DATASET ROWS:
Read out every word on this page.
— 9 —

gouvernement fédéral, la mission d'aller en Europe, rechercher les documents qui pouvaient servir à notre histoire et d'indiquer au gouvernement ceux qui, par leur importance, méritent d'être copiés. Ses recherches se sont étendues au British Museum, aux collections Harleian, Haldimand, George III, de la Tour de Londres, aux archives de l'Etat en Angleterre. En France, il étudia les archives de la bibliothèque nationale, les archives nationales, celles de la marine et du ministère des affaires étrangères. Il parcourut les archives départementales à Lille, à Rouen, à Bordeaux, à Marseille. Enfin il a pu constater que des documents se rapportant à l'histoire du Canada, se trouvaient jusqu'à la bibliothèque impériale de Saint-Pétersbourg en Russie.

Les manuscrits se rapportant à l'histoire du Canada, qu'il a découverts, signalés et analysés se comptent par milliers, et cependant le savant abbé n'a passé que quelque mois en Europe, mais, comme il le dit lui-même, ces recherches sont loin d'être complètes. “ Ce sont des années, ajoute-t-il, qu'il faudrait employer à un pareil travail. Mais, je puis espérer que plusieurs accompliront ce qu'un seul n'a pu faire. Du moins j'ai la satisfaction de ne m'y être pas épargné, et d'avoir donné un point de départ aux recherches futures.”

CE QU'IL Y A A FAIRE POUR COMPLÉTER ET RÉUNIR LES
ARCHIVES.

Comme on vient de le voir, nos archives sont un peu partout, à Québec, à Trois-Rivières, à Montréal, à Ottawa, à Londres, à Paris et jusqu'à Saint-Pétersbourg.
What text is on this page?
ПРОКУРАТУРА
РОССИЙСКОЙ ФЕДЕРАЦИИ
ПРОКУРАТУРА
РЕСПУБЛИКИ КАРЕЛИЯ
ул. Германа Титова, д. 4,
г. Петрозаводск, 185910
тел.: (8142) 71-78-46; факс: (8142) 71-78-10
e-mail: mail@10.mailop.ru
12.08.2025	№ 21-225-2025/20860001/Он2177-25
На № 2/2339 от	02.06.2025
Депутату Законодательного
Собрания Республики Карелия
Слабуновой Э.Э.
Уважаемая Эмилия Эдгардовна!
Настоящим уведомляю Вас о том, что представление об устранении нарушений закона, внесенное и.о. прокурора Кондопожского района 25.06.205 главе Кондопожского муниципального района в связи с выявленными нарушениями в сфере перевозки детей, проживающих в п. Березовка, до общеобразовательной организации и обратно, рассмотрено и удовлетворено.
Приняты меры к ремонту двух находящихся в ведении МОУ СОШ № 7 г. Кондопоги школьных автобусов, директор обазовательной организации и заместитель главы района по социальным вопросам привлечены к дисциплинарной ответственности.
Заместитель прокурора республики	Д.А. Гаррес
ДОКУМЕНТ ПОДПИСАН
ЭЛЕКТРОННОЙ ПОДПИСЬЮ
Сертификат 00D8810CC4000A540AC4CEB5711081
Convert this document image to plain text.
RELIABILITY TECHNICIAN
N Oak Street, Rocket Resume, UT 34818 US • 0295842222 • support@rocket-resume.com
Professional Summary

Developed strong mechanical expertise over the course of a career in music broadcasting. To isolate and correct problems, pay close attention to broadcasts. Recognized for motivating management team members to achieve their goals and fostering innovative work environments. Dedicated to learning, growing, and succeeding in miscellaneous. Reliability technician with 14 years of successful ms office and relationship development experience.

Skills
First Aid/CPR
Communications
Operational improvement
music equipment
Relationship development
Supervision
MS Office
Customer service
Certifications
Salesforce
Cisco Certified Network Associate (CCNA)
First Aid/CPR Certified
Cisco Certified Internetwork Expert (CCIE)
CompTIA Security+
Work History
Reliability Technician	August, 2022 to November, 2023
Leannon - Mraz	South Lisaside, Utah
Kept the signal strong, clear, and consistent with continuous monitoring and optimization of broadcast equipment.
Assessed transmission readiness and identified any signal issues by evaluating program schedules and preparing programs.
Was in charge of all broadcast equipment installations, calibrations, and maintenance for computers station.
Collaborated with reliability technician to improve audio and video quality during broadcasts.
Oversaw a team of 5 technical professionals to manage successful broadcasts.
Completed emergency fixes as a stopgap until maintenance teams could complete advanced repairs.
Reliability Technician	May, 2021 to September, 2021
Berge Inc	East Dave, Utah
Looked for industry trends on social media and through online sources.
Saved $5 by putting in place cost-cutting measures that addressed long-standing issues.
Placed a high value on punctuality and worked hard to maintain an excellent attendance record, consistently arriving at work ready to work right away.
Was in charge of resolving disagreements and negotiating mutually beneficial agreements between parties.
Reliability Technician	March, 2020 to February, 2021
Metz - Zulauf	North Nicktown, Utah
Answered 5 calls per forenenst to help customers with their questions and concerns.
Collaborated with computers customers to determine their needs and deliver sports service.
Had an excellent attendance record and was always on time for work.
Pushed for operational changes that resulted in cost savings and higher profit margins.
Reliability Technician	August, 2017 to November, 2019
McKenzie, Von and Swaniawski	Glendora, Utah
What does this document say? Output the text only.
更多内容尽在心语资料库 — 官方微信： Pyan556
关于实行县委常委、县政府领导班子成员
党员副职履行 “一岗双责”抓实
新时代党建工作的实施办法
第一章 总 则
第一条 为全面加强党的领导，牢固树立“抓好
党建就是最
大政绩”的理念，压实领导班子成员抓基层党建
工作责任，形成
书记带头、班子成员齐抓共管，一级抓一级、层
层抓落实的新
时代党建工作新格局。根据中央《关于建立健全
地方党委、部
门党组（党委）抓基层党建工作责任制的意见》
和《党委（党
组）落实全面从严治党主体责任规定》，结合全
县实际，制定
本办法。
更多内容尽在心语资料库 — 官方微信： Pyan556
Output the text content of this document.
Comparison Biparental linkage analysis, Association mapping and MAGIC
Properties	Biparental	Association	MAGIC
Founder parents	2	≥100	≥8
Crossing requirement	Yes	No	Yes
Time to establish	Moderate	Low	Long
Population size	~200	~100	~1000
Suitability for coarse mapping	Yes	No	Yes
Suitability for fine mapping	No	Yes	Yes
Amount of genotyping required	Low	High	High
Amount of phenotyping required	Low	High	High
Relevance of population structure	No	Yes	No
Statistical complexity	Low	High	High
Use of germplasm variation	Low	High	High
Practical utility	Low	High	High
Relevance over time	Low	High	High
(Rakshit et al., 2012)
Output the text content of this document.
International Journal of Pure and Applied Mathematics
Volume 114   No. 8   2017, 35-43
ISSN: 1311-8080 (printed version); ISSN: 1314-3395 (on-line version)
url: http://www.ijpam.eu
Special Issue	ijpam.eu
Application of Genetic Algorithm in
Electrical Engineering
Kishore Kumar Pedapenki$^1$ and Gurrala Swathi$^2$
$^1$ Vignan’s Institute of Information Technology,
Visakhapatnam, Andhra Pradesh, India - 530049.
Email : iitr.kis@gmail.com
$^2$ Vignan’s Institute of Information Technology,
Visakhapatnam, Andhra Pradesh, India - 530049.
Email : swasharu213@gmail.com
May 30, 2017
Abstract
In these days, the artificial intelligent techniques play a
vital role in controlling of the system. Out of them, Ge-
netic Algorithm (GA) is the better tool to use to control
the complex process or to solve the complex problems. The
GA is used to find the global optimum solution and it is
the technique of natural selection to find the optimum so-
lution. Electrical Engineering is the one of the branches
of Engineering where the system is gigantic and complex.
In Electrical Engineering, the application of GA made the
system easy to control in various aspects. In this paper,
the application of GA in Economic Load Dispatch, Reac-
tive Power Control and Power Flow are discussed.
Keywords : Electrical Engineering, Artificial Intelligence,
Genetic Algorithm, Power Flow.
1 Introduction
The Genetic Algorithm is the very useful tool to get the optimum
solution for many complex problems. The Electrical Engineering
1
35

PROBLEM DESCRIPTION:
Print the records above in full, exactly.

SOLUTION FOR THIS EXERCISE:
Read out every word on this page.
— 9 —

gouvernement fédéral, la mission d'aller en Europe, rechercher les documents qui pouvaient servir à notre histoire et d'indiquer au gouvernement ceux qui, par leur importance, méritent d'être copiés. Ses recherches se sont étendues au British Museum, aux collections Harleian, Haldimand, George III, de la Tour de Londres, aux archives de l'Etat en Angleterre. En France, il étudia les archives de la bibliothèque nationale, les archives nationales, celles de la marine et du ministère des affaires étrangères. Il parcourut les archives départementales à Lille, à Rouen, à Bordeaux, à Marseille. Enfin il a pu constater que des documents se rapportant à l'histoire du Canada, se trouvaient jusqu'à la bibliothèque impériale de Saint-Pétersbourg en Russie.

Les manuscrits se rapportant à l'histoire du Canada, qu'il a découverts, signalés et analysés se comptent par milliers, et cependant le savant abbé n'a passé que quelque mois en Europe, mais, comme il le dit lui-même, ces recherches sont loin d'être complètes. “ Ce sont des années, ajoute-t-il, qu'il faudrait employer à un pareil travail. Mais, je puis espérer que plusieurs accompliront ce qu'un seul n'a pu faire. Du moins j'ai la satisfaction de ne m'y être pas épargné, et d'avoir donné un point de départ aux recherches futures.”

CE QU'IL Y A A FAIRE POUR COMPLÉTER ET RÉUNIR LES
ARCHIVES.

Comme on vient de le voir, nos archives sont un peu partout, à Québec, à Trois-Rivières, à Montréal, à Ottawa, à Londres, à Paris et jusqu'à Saint-Pétersbourg.
What text is on this page?
ПРОКУРАТУРА
РОССИЙСКОЙ ФЕДЕРАЦИИ
ПРОКУРАТУРА
РЕСПУБЛИКИ КАРЕЛИЯ
ул. Германа Титова, д. 4,
г. Петрозаводск, 185910
тел.: (8142) 71-78-46; факс: (8142) 71-78-10
e-mail: mail@10.mailop.ru
12.08.2025	№ 21-225-2025/20860001/Он2177-25
На № 2/2339 от	02.06.2025
Депутату Законодательного
Собрания Республики Карелия
Слабуновой Э.Э.
Уважаемая Эмилия Эдгардовна!
Настоящим уведомляю Вас о том, что представление об устранении нарушений закона, внесенное и.о. прокурора Кондопожского района 25.06.205 главе Кондопожского муниципального района в связи с выявленными нарушениями в сфере перевозки детей, проживающих в п. Березовка, до общеобразовательной организации и обратно, рассмотрено и удовлетворено.
Приняты меры к ремонту двух находящихся в ведении МОУ СОШ № 7 г. Кондопоги школьных автобусов, директор обазовательной организации и заместитель главы района по социальным вопросам привлечены к дисциплинарной ответственности.
Заместитель прокурора республики	Д.А. Гаррес
ДОКУМЕНТ ПОДПИСАН
ЭЛЕКТРОННОЙ ПОДПИСЬЮ
Сертификат 00D8810CC4000A540AC4CEB5711081
Convert this document image to plain text.
RELIABILITY TECHNICIAN
N Oak Street, Rocket Resume, UT 34818 US • 0295842222 • support@rocket-resume.com
Professional Summary

Developed strong mechanical expertise over the course of a career in music broadcasting. To isolate and correct problems, pay close attention to broadcasts. Recognized for motivating management team members to achieve their goals and fostering innovative work environments. Dedicated to learning, growing, and succeeding in miscellaneous. Reliability technician with 14 years of successful ms office and relationship development experience.

Skills
First Aid/CPR
Communications
Operational improvement
music equipment
Relationship development
Supervision
MS Office
Customer service
Certifications
Salesforce
Cisco Certified Network Associate (CCNA)
First Aid/CPR Certified
Cisco Certified Internetwork Expert (CCIE)
CompTIA Security+
Work History
Reliability Technician	August, 2022 to November, 2023
Leannon - Mraz	South Lisaside, Utah
Kept the signal strong, clear, and consistent with continuous monitoring and optimization of broadcast equipment.
Assessed transmission readiness and identified any signal issues by evaluating program schedules and preparing programs.
Was in charge of all broadcast equipment installations, calibrations, and maintenance for computers station.
Collaborated with reliability technician to improve audio and video quality during broadcasts.
Oversaw a team of 5 technical professionals to manage successful broadcasts.
Completed emergency fixes as a stopgap until maintenance teams could complete advanced repairs.
Reliability Technician	May, 2021 to September, 2021
Berge Inc	East Dave, Utah
Looked for industry trends on social media and through online sources.
Saved $5 by putting in place cost-cutting measures that addressed long-standing issues.
Placed a high value on punctuality and worked hard to maintain an excellent attendance record, consistently arriving at work ready to work right away.
Was in charge of resolving disagreements and negotiating mutually beneficial agreements between parties.
Reliability Technician	March, 2020 to February, 2021
Metz - Zulauf	North Nicktown, Utah
Answered 5 calls per forenenst to help customers with their questions and concerns.
Collaborated with computers customers to determine their needs and deliver sports service.
Had an excellent attendance record and was always on time for work.
Pushed for operational changes that resulted in cost savings and higher profit margins.
Reliability Technician	August, 2017 to November, 2019
McKenzie, Von and Swaniawski	Glendora, Utah
What does this document say? Output the text only.
更多内容尽在心语资料库 — 官方微信： Pyan556
关于实行县委常委、县政府领导班子成员
党员副职履行 “一岗双责”抓实
新时代党建工作的实施办法
第一章 总 则
第一条 为全面加强党的领导，牢固树立“抓好
党建就是最
大政绩”的理念，压实领导班子成员抓基层党建
工作责任，形成
书记带头、班子成员齐抓共管，一级抓一级、层
层抓落实的新
时代党建工作新格局。根据中央《关于建立健全
地方党委、部
门党组（党委）抓基层党建工作责任制的意见》
和《党委（党
组）落实全面从严治党主体责任规定》，结合全
县实际，制定
本办法。
更多内容尽在心语资料库 — 官方微信： Pyan556
Output the text content of this document.
Comparison Biparental linkage analysis, Association mapping and MAGIC
Properties	Biparental	Association	MAGIC
Founder parents	2	≥100	≥8
Crossing requirement	Yes	No	Yes
Time to establish	Moderate	Low	Long
Population size	~200	~100	~1000
Suitability for coarse mapping	Yes	No	Yes
Suitability for fine mapping	No	Yes	Yes
Amount of genotyping required	Low	High	High
Amount of phenotyping required	Low	High	High
Relevance of population structure	No	Yes	No
Statistical complexity	Low	High	High
Use of germplasm variation	Low	High	High
Practical utility	Low	High	High
Relevance over time	Low	High	High
(Rakshit et al., 2012)
Output the text content of this document.
International Journal of Pure and Applied Mathematics
Volume 114   No. 8   2017, 35-43
ISSN: 1311-8080 (printed version); ISSN: 1314-3395 (on-line version)
url: http://www.ijpam.eu
Special Issue	ijpam.eu
Application of Genetic Algorithm in
Electrical Engineering
Kishore Kumar Pedapenki$^1$ and Gurrala Swathi$^2$
$^1$ Vignan’s Institute of Information Technology,
Visakhapatnam, Andhra Pradesh, India - 530049.
Email : iitr.kis@gmail.com
$^2$ Vignan’s Institute of Information Technology,
Visakhapatnam, Andhra Pradesh, India - 530049.
Email : swasharu213@gmail.com
May 30, 2017
Abstract
In these days, the artificial intelligent techniques play a
vital role in controlling of the system. Out of them, Ge-
netic Algorithm (GA) is the better tool to use to control
the complex process or to solve the complex problems. The
GA is used to find the global optimum solution and it is
the technique of natural selection to find the optimum so-
lution. Electrical Engineering is the one of the branches
of Engineering where the system is gigantic and complex.
In Electrical Engineering, the application of GA made the
system easy to control in various aspects. In this paper,
the application of GA in Economic Load Dispatch, Reac-
tive Power Control and Power Flow are discussed.
Keywords : Electrical Engineering, Artificial Intelligence,
Genetic Algorithm, Power Flow.
1 Introduction
The Genetic Algorithm is the very useful tool to get the optimum
solution for many complex problems. The Electrical Engineering
1
35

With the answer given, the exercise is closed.